_YOUR TASKS_.
1. In the review of Mary Seacole's autobiography, what did Seacole set out to open after she was refused as one of Nightingale's employees?
2. Write out the rows between the line holding "subfigure-caption-a: (a) xyxy=(1029,845,1075,888)" and the line holding "color-scale-segment xyxy=(106,1590,270,1632)", inclusive.

_SELECTED PASSAGE_.
====

Best Biography So Far: ‘The Adventures of Mrs. Seacole in Many Lands


I’ve been doing well on my resolution to read more non-fiction this year.  In January I reviewed Eva Hoffman’s ‘Lost in Translation,’ February took me into outer space with Michael Collins’ ‘Carrying the Fire‘ and I was bowled over by Marjane Satrapi’s ‘Perespolis‘ last month.  Now it’s April though, and I think I have a winner.  With all my high hopes for ‘Wild Swans’ and the writing of Casanova and Abelard and Eloise, I’d be very surprised if I read a more enthralling life story this year.  I started the book knowing a little about Seacole’s life, but with no idea what superb company she was.  If, like me, you approach her biography expecting to right a historical wrong, you will end up forgetting all worthy intentions in the sheer joy of the writing.

Mary Seacole is known for being the unacknowledged sister-in-arms of Florence Nightingale.  The two of them bravely ventured to the horrors of the Crimean war, to nurse and help the suffering troops.  The white, upper-class Nightingale’s story is well known, battling sexism she forced her way through the bureaucracy to revolutionise British nursing.  Seacole’s story is more personal.  Her skin colour prevented her from being accepted as one of Nightingale’s employees, so she set out on her own to open the ‘British Hotel,’ a setting from which ‘to establish a mess table and comfortable quarters for sick and convalescent officers.‘  In humanitarian terms, the venture was a huge success.  In financial terms, it was a failure; peace negated any need for such a hotel and Seacole was left bankrupt after her stores of food and goods were rendered redundant.  It may be selfish to say, but her loss is our gain, as her precarious situation on arriving back in England lead to the publication of this wonderful autobiography.  It’s quite breathtaking, reading this intelligent and entertaining woman carve out a celebrity space for herself through, possibly, the most well-judged memoir I have ever read.  Never dull, never self-serving, continually humourous, humble and insightful ‘The Wonderful Adventures’ provides a masterclass in biography and image management for any aspiring celebrity or writer.

====

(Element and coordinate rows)
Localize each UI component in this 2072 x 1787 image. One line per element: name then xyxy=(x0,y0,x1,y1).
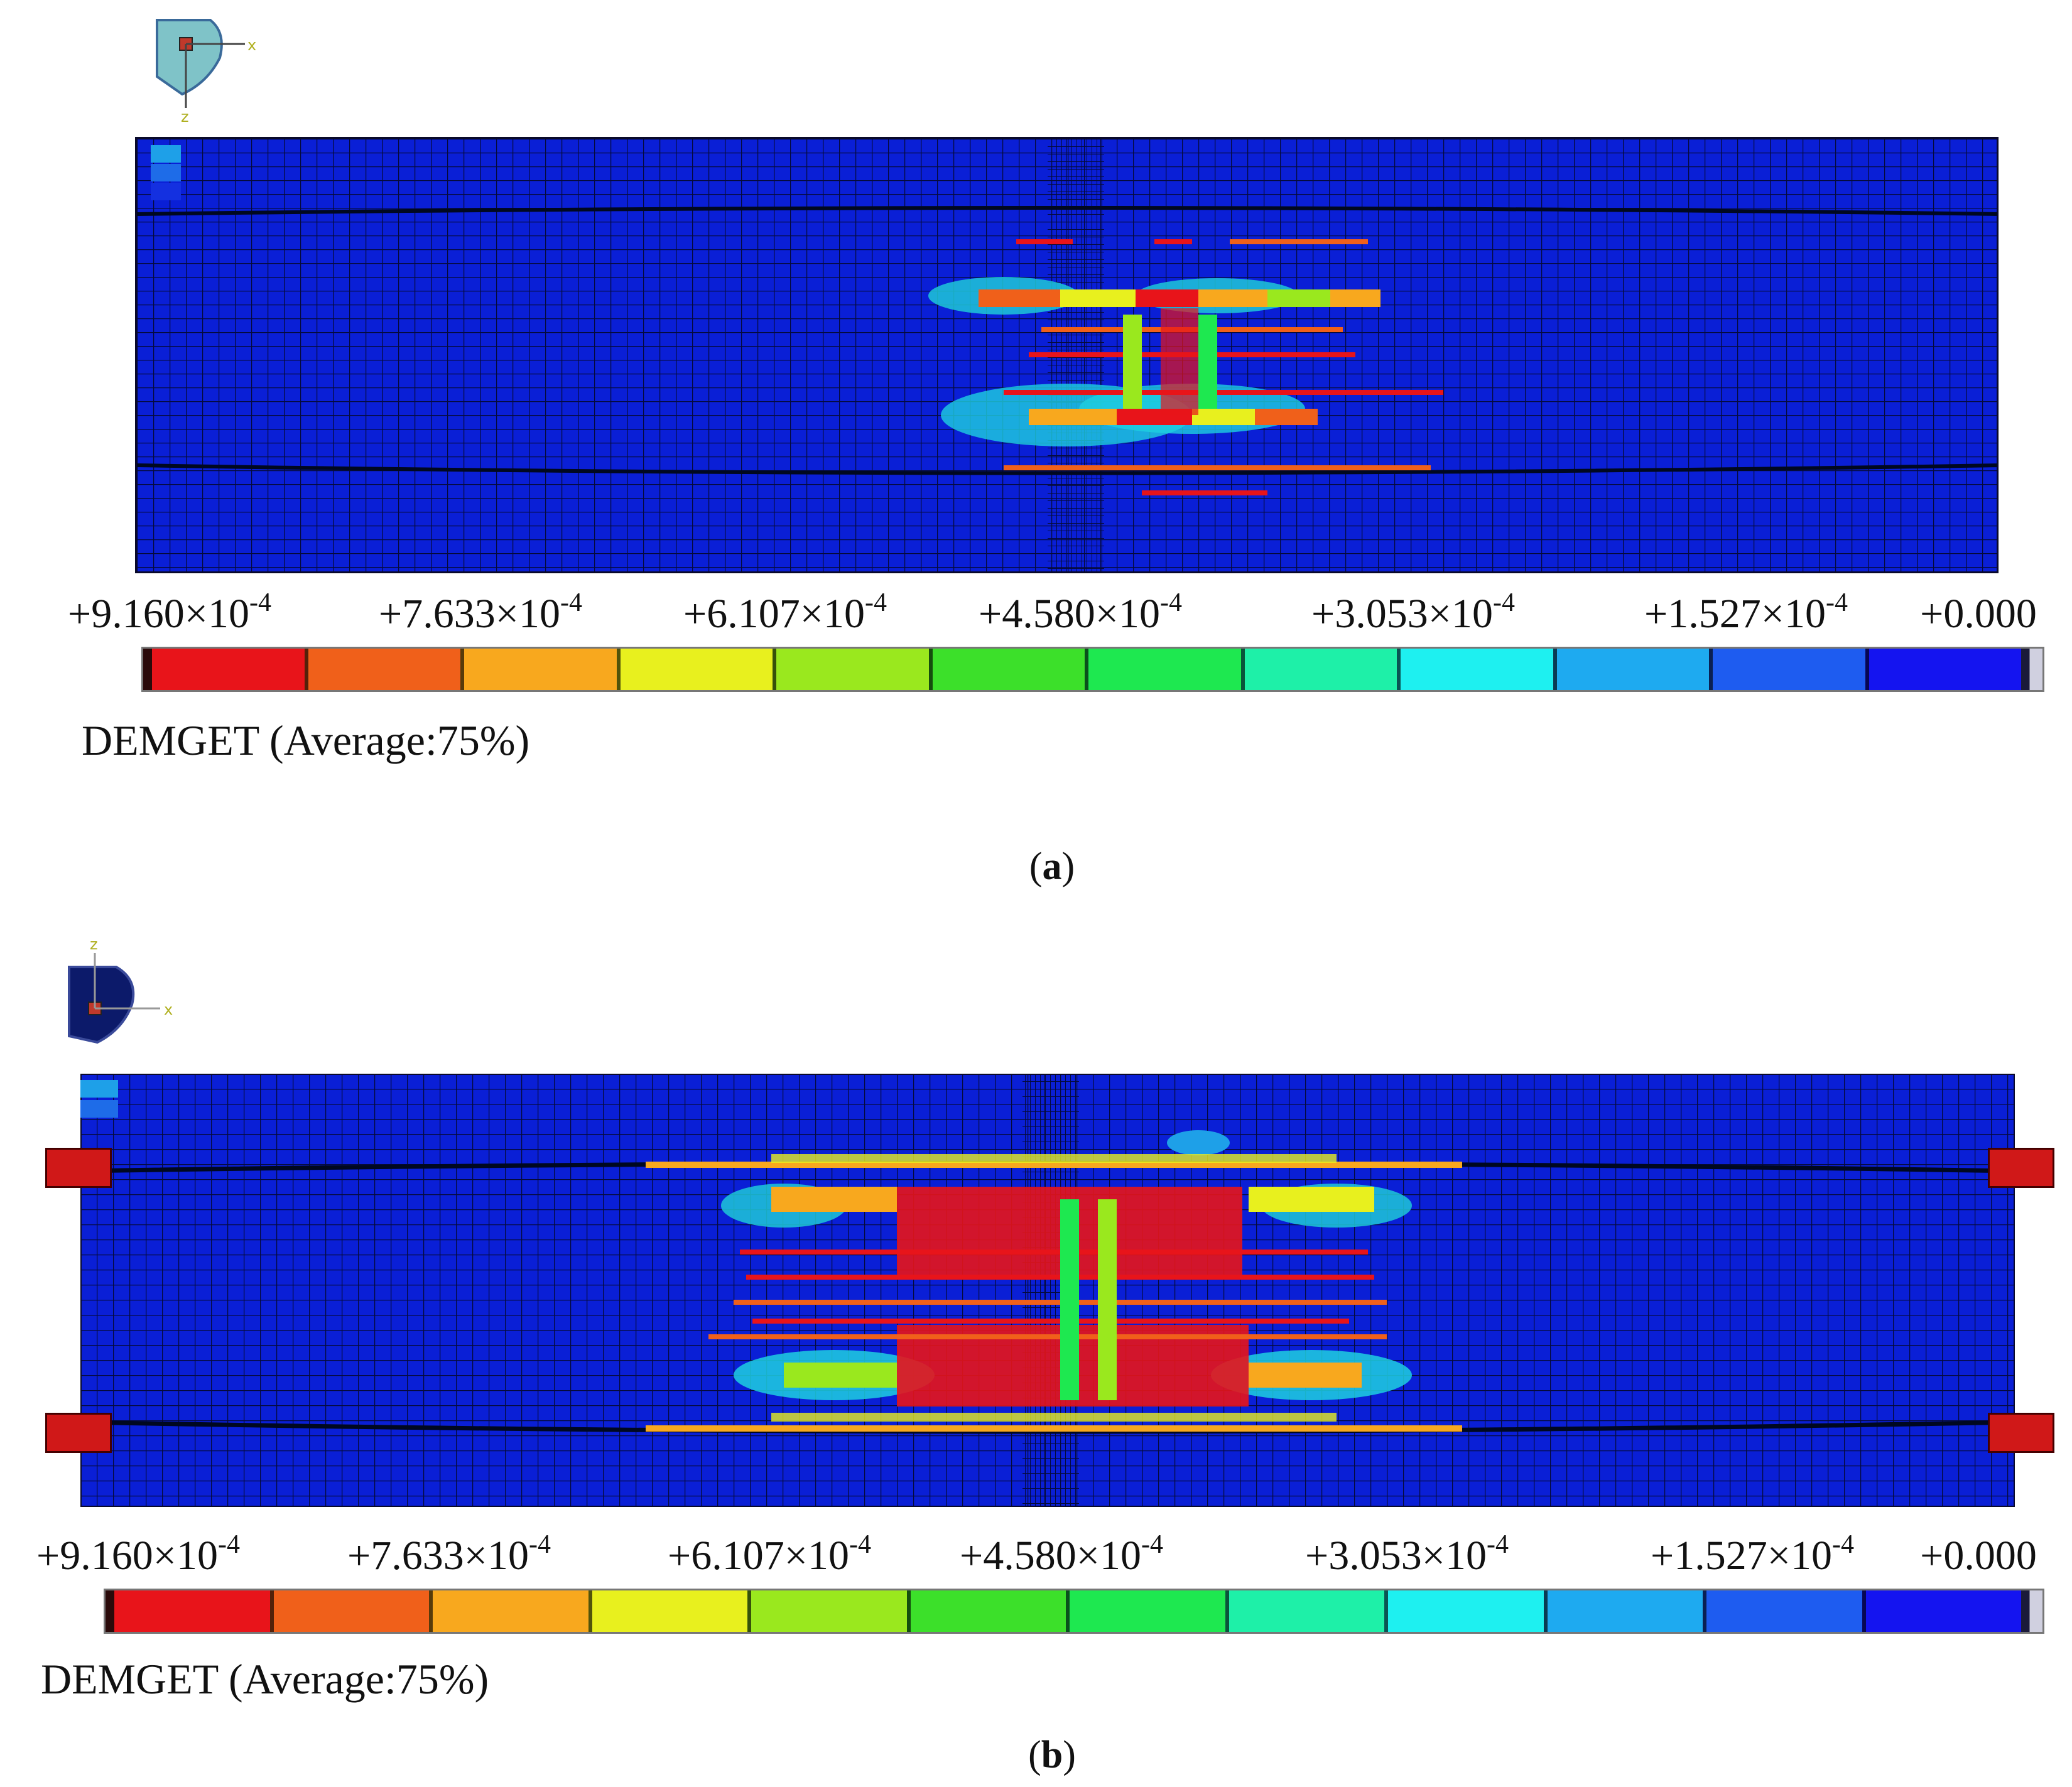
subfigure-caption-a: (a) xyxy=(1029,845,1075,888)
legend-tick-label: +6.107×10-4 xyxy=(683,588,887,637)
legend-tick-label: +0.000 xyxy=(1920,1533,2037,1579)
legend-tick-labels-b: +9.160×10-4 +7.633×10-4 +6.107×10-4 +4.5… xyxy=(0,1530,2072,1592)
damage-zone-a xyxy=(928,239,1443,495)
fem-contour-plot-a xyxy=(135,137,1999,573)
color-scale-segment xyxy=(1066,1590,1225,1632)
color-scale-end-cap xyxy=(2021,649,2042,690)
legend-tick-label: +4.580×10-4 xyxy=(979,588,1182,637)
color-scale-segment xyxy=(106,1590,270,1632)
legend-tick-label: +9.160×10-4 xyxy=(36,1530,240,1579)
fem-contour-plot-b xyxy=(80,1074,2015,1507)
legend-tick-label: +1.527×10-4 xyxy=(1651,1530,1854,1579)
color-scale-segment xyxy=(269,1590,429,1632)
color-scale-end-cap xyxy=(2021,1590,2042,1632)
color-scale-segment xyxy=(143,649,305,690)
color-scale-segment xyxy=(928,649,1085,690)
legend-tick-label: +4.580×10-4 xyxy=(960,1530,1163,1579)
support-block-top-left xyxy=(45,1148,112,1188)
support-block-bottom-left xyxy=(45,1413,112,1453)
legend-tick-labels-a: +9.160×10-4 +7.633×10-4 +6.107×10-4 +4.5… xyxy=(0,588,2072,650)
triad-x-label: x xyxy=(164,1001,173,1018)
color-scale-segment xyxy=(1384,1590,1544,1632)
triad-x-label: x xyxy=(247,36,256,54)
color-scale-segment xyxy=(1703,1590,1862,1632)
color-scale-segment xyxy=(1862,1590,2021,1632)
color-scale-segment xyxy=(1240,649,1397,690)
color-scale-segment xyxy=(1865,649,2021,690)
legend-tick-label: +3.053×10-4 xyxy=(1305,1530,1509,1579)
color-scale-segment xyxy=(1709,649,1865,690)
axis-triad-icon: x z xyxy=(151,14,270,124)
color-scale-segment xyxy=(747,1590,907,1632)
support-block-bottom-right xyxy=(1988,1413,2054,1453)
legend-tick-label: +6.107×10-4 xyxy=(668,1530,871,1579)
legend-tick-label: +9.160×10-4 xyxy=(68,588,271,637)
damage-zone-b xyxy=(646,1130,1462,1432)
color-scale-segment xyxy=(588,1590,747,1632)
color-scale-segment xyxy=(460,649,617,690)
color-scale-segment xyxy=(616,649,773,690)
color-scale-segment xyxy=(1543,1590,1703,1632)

====

_SOLUTIONS BELOW_.
1. The 'British Hotel'

2.
subfigure-caption-a: (a) xyxy=(1029,845,1075,888)
legend-tick-label: +6.107×10-4 xyxy=(683,588,887,637)
legend-tick-label: +0.000 xyxy=(1920,1533,2037,1579)
legend-tick-labels-b: +9.160×10-4 +7.633×10-4 +6.107×10-4 +4.5… xyxy=(0,1530,2072,1592)
damage-zone-a xyxy=(928,239,1443,495)
fem-contour-plot-a xyxy=(135,137,1999,573)
color-scale-segment xyxy=(1066,1590,1225,1632)
color-scale-end-cap xyxy=(2021,649,2042,690)
legend-tick-label: +4.580×10-4 xyxy=(979,588,1182,637)
color-scale-segment xyxy=(106,1590,270,1632)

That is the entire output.